▶ Exercise instructions:
"screenshot" appears in how many lines of the entries? State only the number.
# # # # # # #
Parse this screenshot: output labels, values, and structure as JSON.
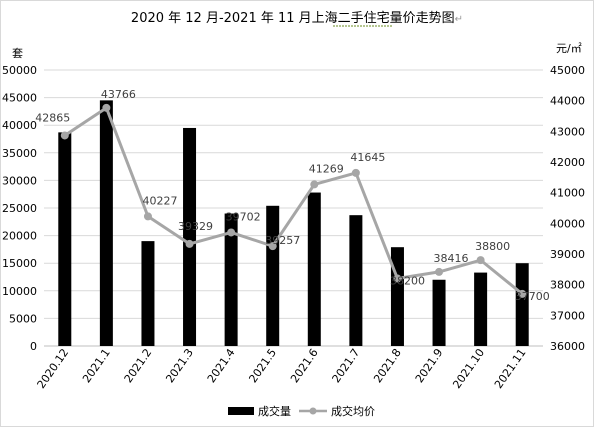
{
  "chart_data": {
    "type": "bar+line",
    "title": "2020 年 12 月-2021 年 11 月上海二手住宅量价走势图",
    "title_mark": "↵",
    "categories": [
      "2020.12",
      "2021.1",
      "2021.2",
      "2021.3",
      "2021.4",
      "2021.5",
      "2021.6",
      "2021.7",
      "2021.8",
      "2021.9",
      "2021.10",
      "2021.11"
    ],
    "left_axis": {
      "unit": "套",
      "min": 0,
      "max": 50000,
      "step": 5000,
      "ticks": [
        "0",
        "5000",
        "10000",
        "15000",
        "20000",
        "25000",
        "30000",
        "35000",
        "40000",
        "45000",
        "50000"
      ]
    },
    "right_axis": {
      "unit": "元/㎡",
      "min": 36000,
      "max": 45000,
      "step": 1000,
      "ticks": [
        "36000",
        "37000",
        "38000",
        "39000",
        "40000",
        "41000",
        "42000",
        "43000",
        "44000",
        "45000"
      ]
    },
    "series": [
      {
        "name": "成交量",
        "type": "bar",
        "axis": "left",
        "color": "#000000",
        "values": [
          38700,
          44500,
          19000,
          39500,
          24000,
          25400,
          27800,
          23700,
          17900,
          12000,
          13300,
          15000
        ]
      },
      {
        "name": "成交均价",
        "type": "line",
        "axis": "right",
        "color": "#a6a6a6",
        "values": [
          42865,
          43766,
          40227,
          39329,
          39702,
          39257,
          41269,
          41645,
          38200,
          38416,
          38800,
          37700
        ],
        "labels": [
          "42865",
          "43766",
          "40227",
          "39329",
          "39702",
          "39257",
          "41269",
          "41645",
          "38200",
          "38416",
          "38800",
          "37700"
        ]
      }
    ],
    "grid": "horizontal",
    "legend_position": "bottom"
  }
}
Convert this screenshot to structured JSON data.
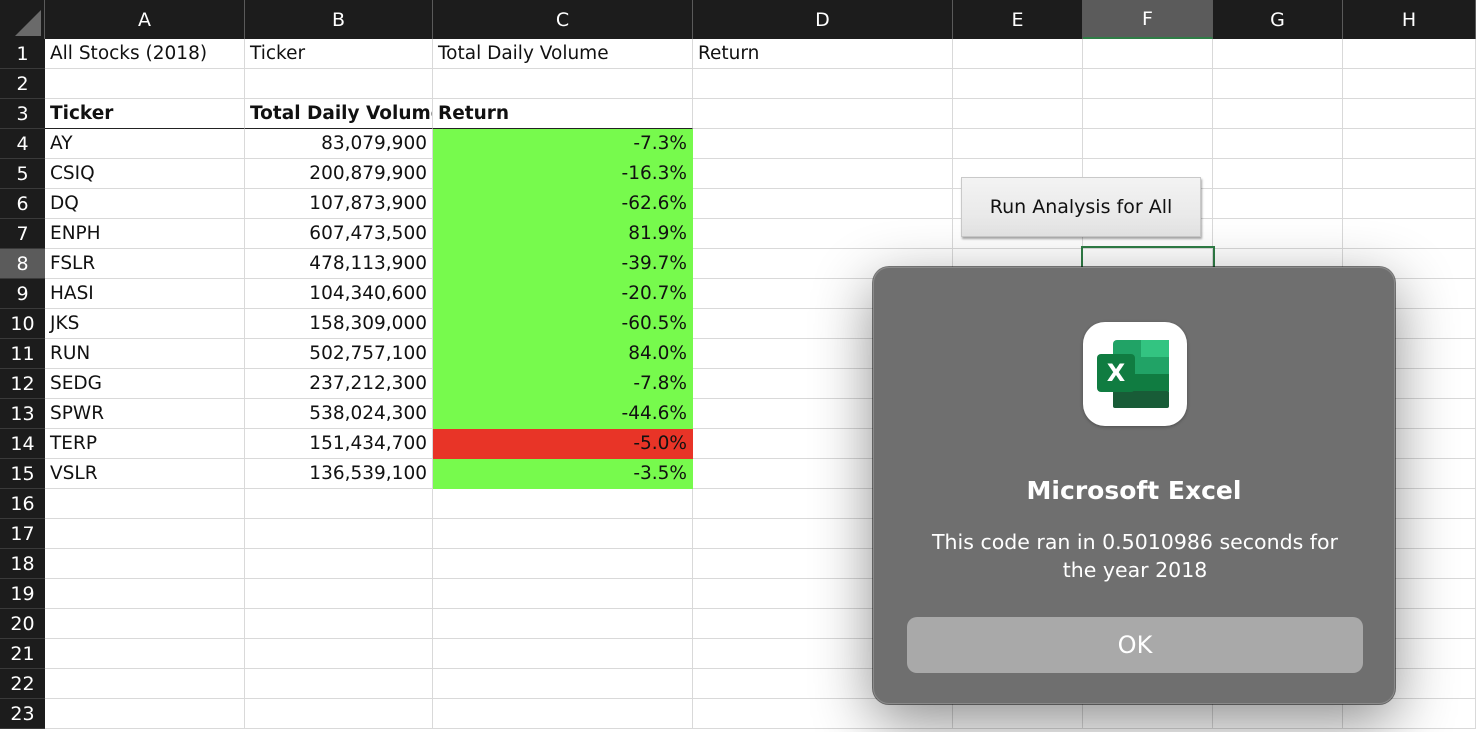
{
  "sheet": {
    "columns": [
      "A",
      "B",
      "C",
      "D",
      "E",
      "F",
      "G",
      "H"
    ],
    "selected_column": "F",
    "row_numbers": [
      "1",
      "2",
      "3",
      "4",
      "5",
      "6",
      "7",
      "8",
      "9",
      "10",
      "11",
      "12",
      "13",
      "14",
      "15",
      "16",
      "17",
      "18",
      "19",
      "20",
      "21",
      "22",
      "23"
    ],
    "selected_row": "8",
    "row1": {
      "a": "All Stocks (2018)",
      "b": "Ticker",
      "c": "Total Daily Volume",
      "d": "Return"
    },
    "table": {
      "headers": [
        "Ticker",
        "Total Daily Volume",
        "Return"
      ],
      "rows": [
        {
          "ticker": "AY",
          "volume": "83,079,900",
          "ret": "-7.3%",
          "fill": "#77fa4d"
        },
        {
          "ticker": "CSIQ",
          "volume": "200,879,900",
          "ret": "-16.3%",
          "fill": "#77fa4d"
        },
        {
          "ticker": "DQ",
          "volume": "107,873,900",
          "ret": "-62.6%",
          "fill": "#77fa4d"
        },
        {
          "ticker": "ENPH",
          "volume": "607,473,500",
          "ret": "81.9%",
          "fill": "#77fa4d"
        },
        {
          "ticker": "FSLR",
          "volume": "478,113,900",
          "ret": "-39.7%",
          "fill": "#77fa4d"
        },
        {
          "ticker": "HASI",
          "volume": "104,340,600",
          "ret": "-20.7%",
          "fill": "#77fa4d"
        },
        {
          "ticker": "JKS",
          "volume": "158,309,000",
          "ret": "-60.5%",
          "fill": "#77fa4d"
        },
        {
          "ticker": "RUN",
          "volume": "502,757,100",
          "ret": "84.0%",
          "fill": "#77fa4d"
        },
        {
          "ticker": "SEDG",
          "volume": "237,212,300",
          "ret": "-7.8%",
          "fill": "#77fa4d"
        },
        {
          "ticker": "SPWR",
          "volume": "538,024,300",
          "ret": "-44.6%",
          "fill": "#77fa4d"
        },
        {
          "ticker": "TERP",
          "volume": "151,434,700",
          "ret": "-5.0%",
          "fill": "#e83427"
        },
        {
          "ticker": "VSLR",
          "volume": "136,539,100",
          "ret": "-3.5%",
          "fill": "#77fa4d"
        }
      ]
    }
  },
  "button": {
    "label": "Run Analysis for All"
  },
  "dialog": {
    "app_icon": "excel-icon",
    "icon_letter": "X",
    "title": "Microsoft Excel",
    "message": "This code ran in 0.5010986 seconds for the year 2018",
    "ok_label": "OK"
  },
  "colors": {
    "header_bg": "#1c1c1c",
    "selected_header_bg": "#5b5b5b",
    "positive_fill": "#77fa4d",
    "negative_fill": "#e83427",
    "dialog_bg": "#6f6f6f",
    "ok_button_bg": "#a9a9a9",
    "selection_green": "#2f7d46"
  }
}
# # # # # # #
▶ Final result:
2